>> BEGIN

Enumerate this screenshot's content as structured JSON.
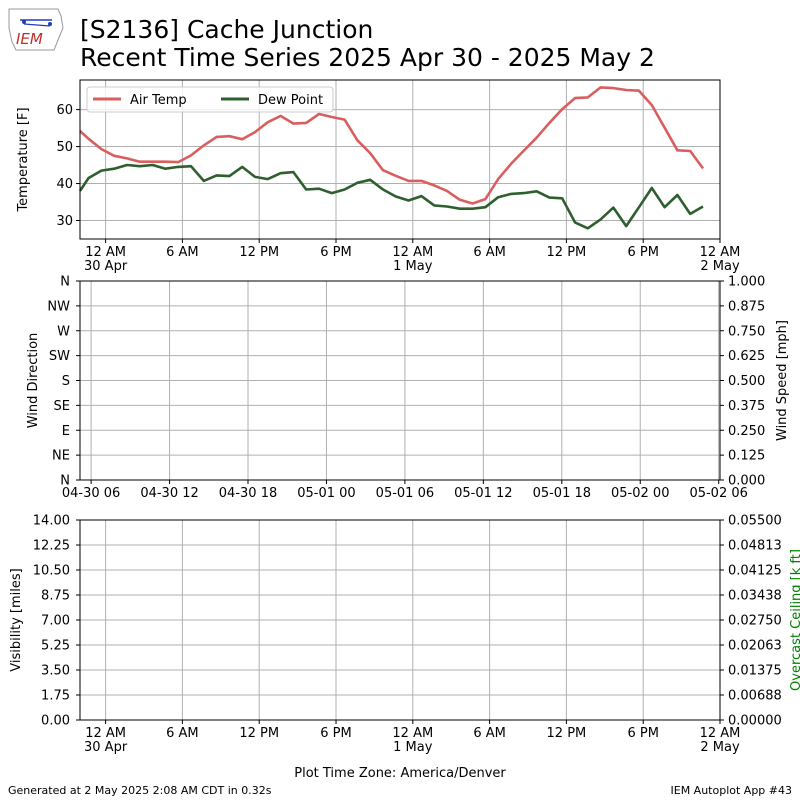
{
  "header": {
    "title_line1": "[S2136] Cache Junction",
    "title_line2": "Recent Time Series 2025 Apr 30 - 2025 May 2",
    "logo_text": "IEM"
  },
  "footer": {
    "generated": "Generated at 2 May 2025 2:08 AM CDT in 0.32s",
    "app": "IEM Autoplot App #43",
    "timezone_label": "Plot Time Zone: America/Denver"
  },
  "colors": {
    "air_temp": "#d95f5f",
    "dew_point": "#2f5f2f",
    "grid": "#b0b0b0",
    "ceiling_label": "#008000"
  },
  "chart_data": [
    {
      "type": "line",
      "ylabel": "Temperature [F]",
      "ylim": [
        25,
        68
      ],
      "yticks": [
        30,
        40,
        50,
        60
      ],
      "xlim_hours": [
        -2,
        48
      ],
      "x_unit": "hours after 2025-04-30 00:00 America/Denver",
      "xticks": [
        {
          "hour": 0,
          "label": "12 AM",
          "sublabel": "30 Apr"
        },
        {
          "hour": 6,
          "label": "6 AM",
          "sublabel": ""
        },
        {
          "hour": 12,
          "label": "12 PM",
          "sublabel": ""
        },
        {
          "hour": 18,
          "label": "6 PM",
          "sublabel": ""
        },
        {
          "hour": 24,
          "label": "12 AM",
          "sublabel": "1 May"
        },
        {
          "hour": 30,
          "label": "6 AM",
          "sublabel": ""
        },
        {
          "hour": 36,
          "label": "12 PM",
          "sublabel": ""
        },
        {
          "hour": 42,
          "label": "6 PM",
          "sublabel": ""
        },
        {
          "hour": 48,
          "label": "12 AM",
          "sublabel": "2 May"
        }
      ],
      "legend_position": "top-left",
      "grid": true,
      "series": [
        {
          "name": "Air Temp",
          "color": "#d95f5f",
          "points": [
            [
              -2,
              54.2
            ],
            [
              -1.33,
              52.1
            ],
            [
              -0.33,
              49.3
            ],
            [
              0.67,
              47.5
            ],
            [
              1.67,
              46.8
            ],
            [
              2.67,
              45.9
            ],
            [
              3.67,
              45.9
            ],
            [
              4.67,
              45.9
            ],
            [
              5.67,
              45.8
            ],
            [
              6.67,
              47.6
            ],
            [
              7.67,
              50.3
            ],
            [
              8.67,
              52.6
            ],
            [
              9.67,
              52.8
            ],
            [
              10.67,
              52.0
            ],
            [
              11.67,
              53.9
            ],
            [
              12.67,
              56.6
            ],
            [
              13.67,
              58.3
            ],
            [
              14.67,
              56.2
            ],
            [
              15.67,
              56.4
            ],
            [
              16.67,
              58.8
            ],
            [
              17.67,
              58.0
            ],
            [
              18.67,
              57.3
            ],
            [
              19.67,
              51.7
            ],
            [
              20.67,
              48.2
            ],
            [
              21.67,
              43.6
            ],
            [
              22.67,
              42.1
            ],
            [
              23.67,
              40.7
            ],
            [
              24.67,
              40.7
            ],
            [
              25.67,
              39.5
            ],
            [
              26.67,
              38.0
            ],
            [
              27.67,
              35.6
            ],
            [
              28.67,
              34.6
            ],
            [
              29.67,
              35.8
            ],
            [
              30.67,
              41.2
            ],
            [
              31.67,
              45.3
            ],
            [
              32.67,
              48.9
            ],
            [
              33.67,
              52.4
            ],
            [
              34.67,
              56.4
            ],
            [
              35.67,
              60.1
            ],
            [
              36.67,
              63.1
            ],
            [
              37.67,
              63.3
            ],
            [
              38.67,
              66.0
            ],
            [
              39.67,
              65.8
            ],
            [
              40.67,
              65.3
            ],
            [
              41.67,
              65.1
            ],
            [
              42.67,
              61.2
            ],
            [
              43.67,
              55.1
            ],
            [
              44.67,
              49.0
            ],
            [
              45.67,
              48.8
            ],
            [
              46.67,
              44.1
            ]
          ]
        },
        {
          "name": "Dew Point",
          "color": "#2f5f2f",
          "points": [
            [
              -2,
              38.0
            ],
            [
              -1.33,
              41.5
            ],
            [
              -0.33,
              43.5
            ],
            [
              0.67,
              44.0
            ],
            [
              1.67,
              45.0
            ],
            [
              2.67,
              44.7
            ],
            [
              3.67,
              45.0
            ],
            [
              4.67,
              44.0
            ],
            [
              5.67,
              44.5
            ],
            [
              6.67,
              44.7
            ],
            [
              7.67,
              40.7
            ],
            [
              8.67,
              42.2
            ],
            [
              9.67,
              42.0
            ],
            [
              10.67,
              44.5
            ],
            [
              11.67,
              41.8
            ],
            [
              12.67,
              41.2
            ],
            [
              13.67,
              42.8
            ],
            [
              14.67,
              43.1
            ],
            [
              15.67,
              38.4
            ],
            [
              16.67,
              38.6
            ],
            [
              17.67,
              37.4
            ],
            [
              18.67,
              38.4
            ],
            [
              19.67,
              40.2
            ],
            [
              20.67,
              41.0
            ],
            [
              21.67,
              38.4
            ],
            [
              22.67,
              36.5
            ],
            [
              23.67,
              35.4
            ],
            [
              24.67,
              36.6
            ],
            [
              25.67,
              34.1
            ],
            [
              26.67,
              33.8
            ],
            [
              27.67,
              33.2
            ],
            [
              28.67,
              33.2
            ],
            [
              29.67,
              33.6
            ],
            [
              30.67,
              36.3
            ],
            [
              31.67,
              37.2
            ],
            [
              32.67,
              37.4
            ],
            [
              33.67,
              37.9
            ],
            [
              34.67,
              36.2
            ],
            [
              35.67,
              36.0
            ],
            [
              36.67,
              29.5
            ],
            [
              37.67,
              27.9
            ],
            [
              38.67,
              30.3
            ],
            [
              39.67,
              33.5
            ],
            [
              40.67,
              28.5
            ],
            [
              41.67,
              33.6
            ],
            [
              42.67,
              38.8
            ],
            [
              43.67,
              33.6
            ],
            [
              44.67,
              36.9
            ],
            [
              45.67,
              31.8
            ],
            [
              46.67,
              33.8
            ]
          ]
        }
      ]
    },
    {
      "type": "scatter",
      "ylabel": "Wind Direction",
      "y2label": "Wind Speed [mph]",
      "yticks_left": [
        "N",
        "NE",
        "E",
        "SE",
        "S",
        "SW",
        "W",
        "NW",
        "N"
      ],
      "yticks_right": [
        "0.000",
        "0.125",
        "0.250",
        "0.375",
        "0.500",
        "0.625",
        "0.750",
        "0.875",
        "1.000"
      ],
      "ylim": [
        0,
        1
      ],
      "xticks": [
        {
          "hour": 6,
          "label": "04-30 06"
        },
        {
          "hour": 12,
          "label": "04-30 12"
        },
        {
          "hour": 18,
          "label": "04-30 18"
        },
        {
          "hour": 24,
          "label": "05-01 00"
        },
        {
          "hour": 30,
          "label": "05-01 06"
        },
        {
          "hour": 36,
          "label": "05-01 12"
        },
        {
          "hour": 42,
          "label": "05-01 18"
        },
        {
          "hour": 48,
          "label": "05-02 00"
        },
        {
          "hour": 54,
          "label": "05-02 06"
        }
      ],
      "xlim_hours": [
        5.15,
        54.1
      ],
      "grid": true,
      "series": []
    },
    {
      "type": "line",
      "ylabel": "Visibility [miles]",
      "y2label": "Overcast Ceiling [k ft]",
      "ylim": [
        0,
        14
      ],
      "yticks_left": [
        "0.00",
        "1.75",
        "3.50",
        "5.25",
        "7.00",
        "8.75",
        "10.50",
        "12.25",
        "14.00"
      ],
      "yticks_right": [
        "0.00000",
        "0.00688",
        "0.01375",
        "0.02063",
        "0.02750",
        "0.03438",
        "0.04125",
        "0.04813",
        "0.05500"
      ],
      "y2lim": [
        0,
        0.055
      ],
      "xlabel": "Plot Time Zone: America/Denver",
      "xlim_hours": [
        -2,
        48
      ],
      "xticks": [
        {
          "hour": 0,
          "label": "12 AM",
          "sublabel": "30 Apr"
        },
        {
          "hour": 6,
          "label": "6 AM",
          "sublabel": ""
        },
        {
          "hour": 12,
          "label": "12 PM",
          "sublabel": ""
        },
        {
          "hour": 18,
          "label": "6 PM",
          "sublabel": ""
        },
        {
          "hour": 24,
          "label": "12 AM",
          "sublabel": "1 May"
        },
        {
          "hour": 30,
          "label": "6 AM",
          "sublabel": ""
        },
        {
          "hour": 36,
          "label": "12 PM",
          "sublabel": ""
        },
        {
          "hour": 42,
          "label": "6 PM",
          "sublabel": ""
        },
        {
          "hour": 48,
          "label": "12 AM",
          "sublabel": "2 May"
        }
      ],
      "grid": true,
      "series": []
    }
  ]
}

>> END

INSTRUCTIONS FOR THE TASK. Locate the string "Time" in the listing above and copy every line where it occurs.

RESULT BELOW.
    "title_line2": "Recent Time Series 2025 Apr 30 - 2025 May 2",
    "timezone_label": "Plot Time Zone: America/Denver"
      "xlabel": "Plot Time Zone: America/Denver",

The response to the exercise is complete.